Task => Read through the records below and copy each line that uses the word "placeholder".

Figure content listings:
++++++++++

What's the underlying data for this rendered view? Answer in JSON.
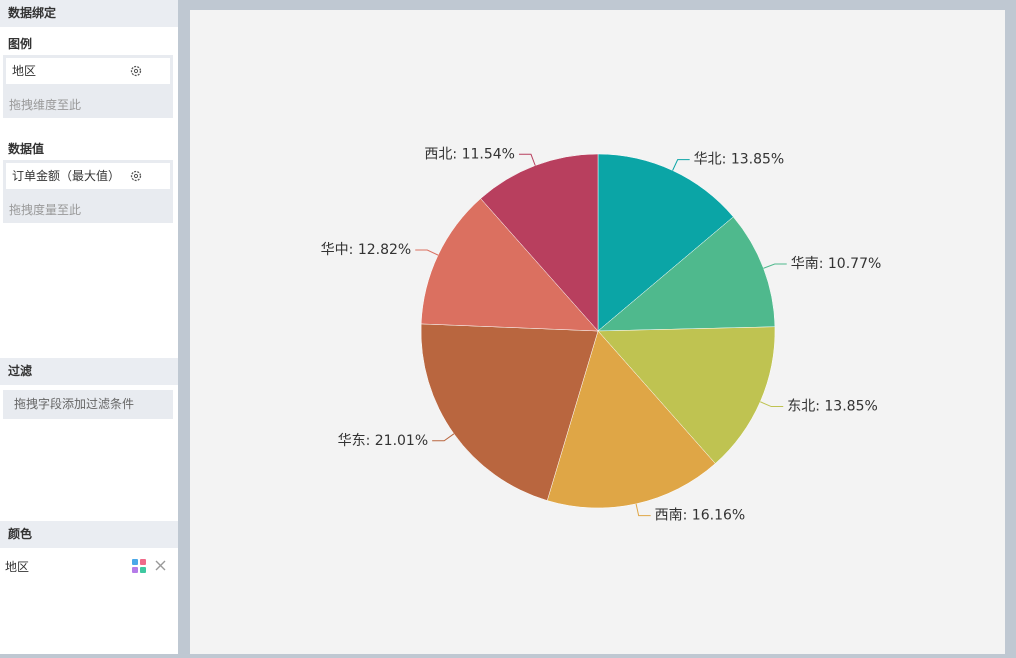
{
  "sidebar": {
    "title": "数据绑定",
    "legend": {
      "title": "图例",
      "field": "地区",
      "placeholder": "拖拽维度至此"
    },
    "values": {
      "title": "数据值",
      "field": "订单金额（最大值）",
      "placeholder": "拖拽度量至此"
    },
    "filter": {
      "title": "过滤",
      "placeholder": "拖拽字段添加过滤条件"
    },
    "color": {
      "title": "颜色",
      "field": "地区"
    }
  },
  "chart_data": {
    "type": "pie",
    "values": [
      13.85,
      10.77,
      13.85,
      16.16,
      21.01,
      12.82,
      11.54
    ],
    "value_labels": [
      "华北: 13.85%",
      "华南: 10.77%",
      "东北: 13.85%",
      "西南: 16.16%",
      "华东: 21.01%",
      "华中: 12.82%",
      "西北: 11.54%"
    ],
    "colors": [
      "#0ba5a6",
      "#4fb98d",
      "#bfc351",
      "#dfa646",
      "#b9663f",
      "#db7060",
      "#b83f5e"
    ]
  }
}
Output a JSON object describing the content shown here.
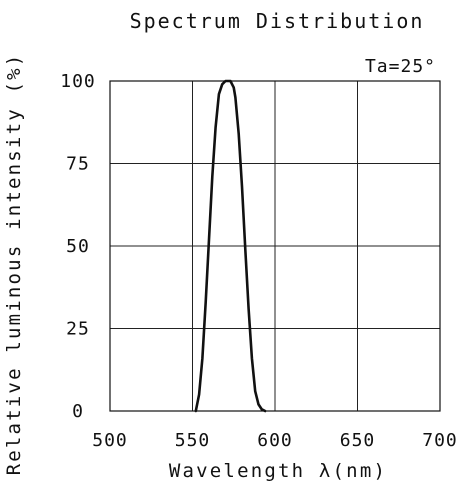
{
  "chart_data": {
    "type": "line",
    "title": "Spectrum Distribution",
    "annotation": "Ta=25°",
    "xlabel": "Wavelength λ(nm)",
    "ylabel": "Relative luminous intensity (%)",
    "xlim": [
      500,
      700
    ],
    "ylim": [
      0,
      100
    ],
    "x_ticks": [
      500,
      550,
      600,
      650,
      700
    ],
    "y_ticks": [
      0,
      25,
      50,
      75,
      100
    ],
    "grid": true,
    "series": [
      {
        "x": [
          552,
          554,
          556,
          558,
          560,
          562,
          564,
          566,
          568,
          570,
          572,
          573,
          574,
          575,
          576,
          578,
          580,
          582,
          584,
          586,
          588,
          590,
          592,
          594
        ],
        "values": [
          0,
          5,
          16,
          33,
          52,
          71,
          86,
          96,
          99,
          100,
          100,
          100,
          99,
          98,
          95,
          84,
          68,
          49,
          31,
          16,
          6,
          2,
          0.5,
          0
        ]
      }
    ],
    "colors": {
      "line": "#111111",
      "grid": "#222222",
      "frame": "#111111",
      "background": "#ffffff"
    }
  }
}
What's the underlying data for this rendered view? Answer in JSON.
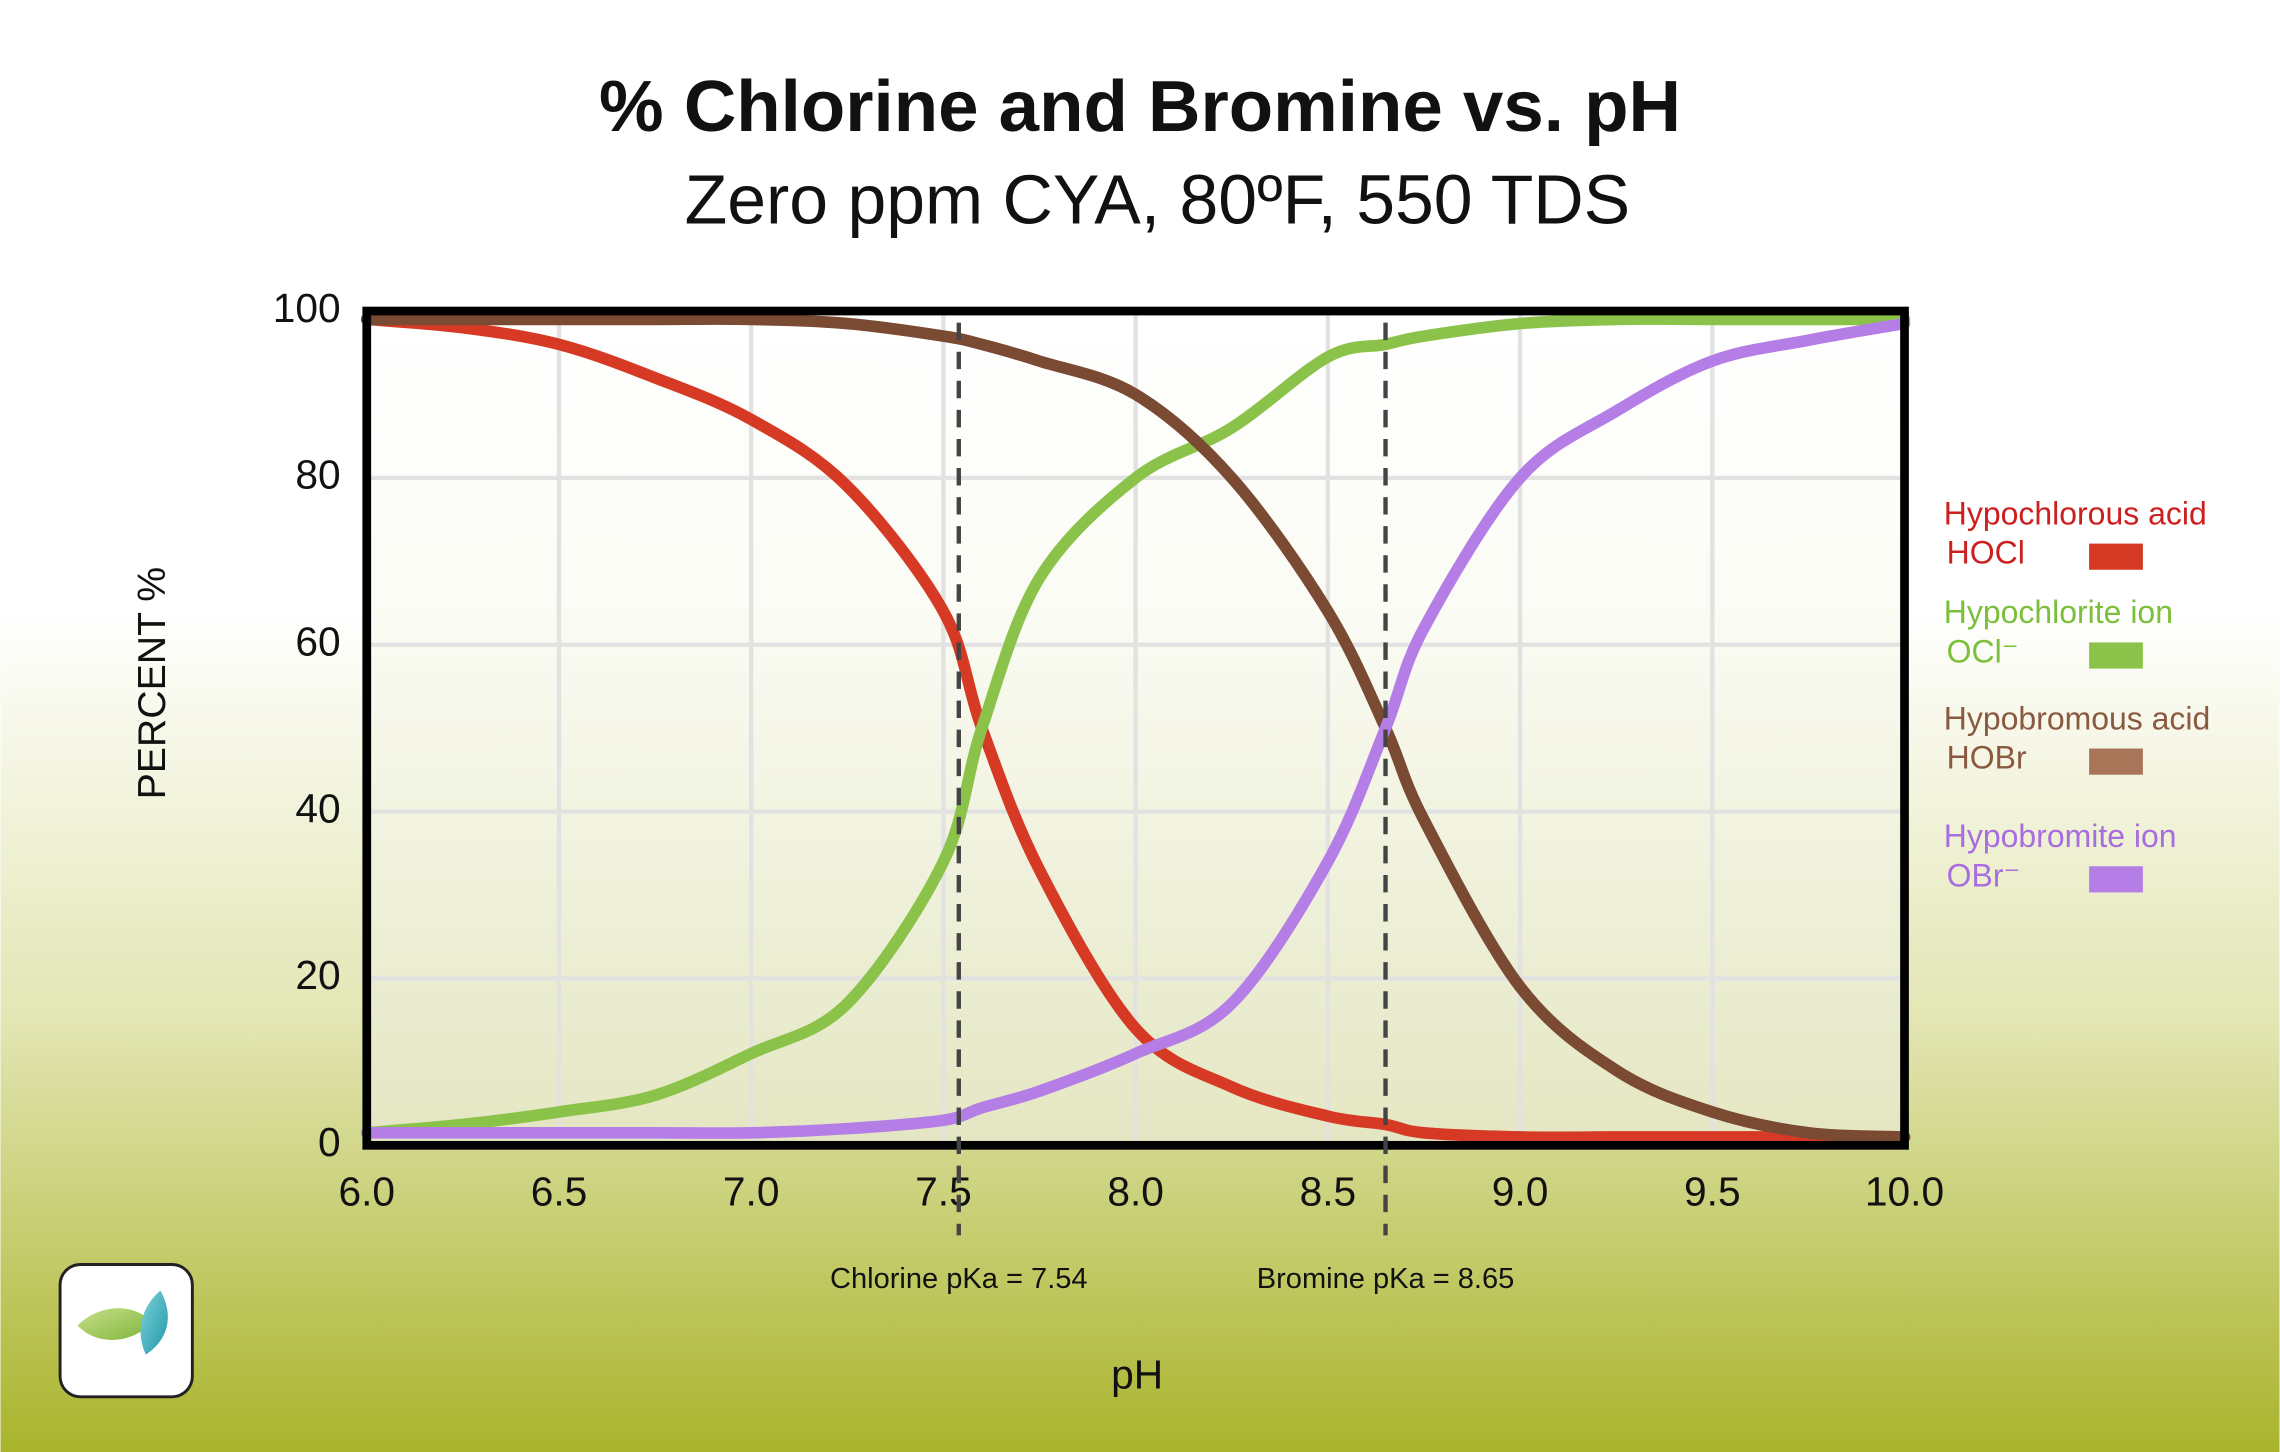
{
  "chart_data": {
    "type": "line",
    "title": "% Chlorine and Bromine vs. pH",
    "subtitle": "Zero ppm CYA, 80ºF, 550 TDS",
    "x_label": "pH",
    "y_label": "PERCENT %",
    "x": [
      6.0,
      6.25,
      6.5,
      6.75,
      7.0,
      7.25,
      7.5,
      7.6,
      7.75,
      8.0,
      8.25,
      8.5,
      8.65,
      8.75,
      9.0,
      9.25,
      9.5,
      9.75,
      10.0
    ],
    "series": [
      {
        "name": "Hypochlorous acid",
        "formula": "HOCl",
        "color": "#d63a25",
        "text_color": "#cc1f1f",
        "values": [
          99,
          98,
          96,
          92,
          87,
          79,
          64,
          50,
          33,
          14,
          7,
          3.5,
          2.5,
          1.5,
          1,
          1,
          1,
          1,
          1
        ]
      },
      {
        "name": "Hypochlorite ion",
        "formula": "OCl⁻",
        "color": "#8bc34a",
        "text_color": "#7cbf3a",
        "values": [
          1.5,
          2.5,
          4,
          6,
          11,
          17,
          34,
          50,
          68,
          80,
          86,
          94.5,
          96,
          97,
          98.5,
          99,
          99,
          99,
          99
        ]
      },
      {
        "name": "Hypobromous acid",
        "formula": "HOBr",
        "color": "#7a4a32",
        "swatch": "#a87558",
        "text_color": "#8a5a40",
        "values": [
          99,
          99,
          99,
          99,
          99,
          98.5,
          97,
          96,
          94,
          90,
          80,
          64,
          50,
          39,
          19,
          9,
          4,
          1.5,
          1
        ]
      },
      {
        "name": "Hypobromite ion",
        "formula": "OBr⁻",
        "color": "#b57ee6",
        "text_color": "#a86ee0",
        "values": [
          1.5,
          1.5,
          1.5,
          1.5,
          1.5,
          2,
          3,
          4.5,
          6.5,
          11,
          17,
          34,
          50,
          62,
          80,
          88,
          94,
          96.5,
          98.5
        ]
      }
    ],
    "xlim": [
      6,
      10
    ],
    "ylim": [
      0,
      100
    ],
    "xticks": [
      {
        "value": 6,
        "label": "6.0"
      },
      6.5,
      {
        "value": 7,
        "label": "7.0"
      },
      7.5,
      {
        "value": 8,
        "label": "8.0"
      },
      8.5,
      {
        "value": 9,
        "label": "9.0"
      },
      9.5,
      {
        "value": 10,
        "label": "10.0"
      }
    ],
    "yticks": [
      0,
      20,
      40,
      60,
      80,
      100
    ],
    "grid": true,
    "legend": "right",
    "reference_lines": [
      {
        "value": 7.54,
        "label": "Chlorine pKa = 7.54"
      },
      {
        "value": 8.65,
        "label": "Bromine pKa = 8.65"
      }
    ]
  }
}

++++++++++

Output for this task =>
      "placeholder": "拖拽维度至此"
      "placeholder": "拖拽度量至此"
      "placeholder": "拖拽字段添加过滤条件"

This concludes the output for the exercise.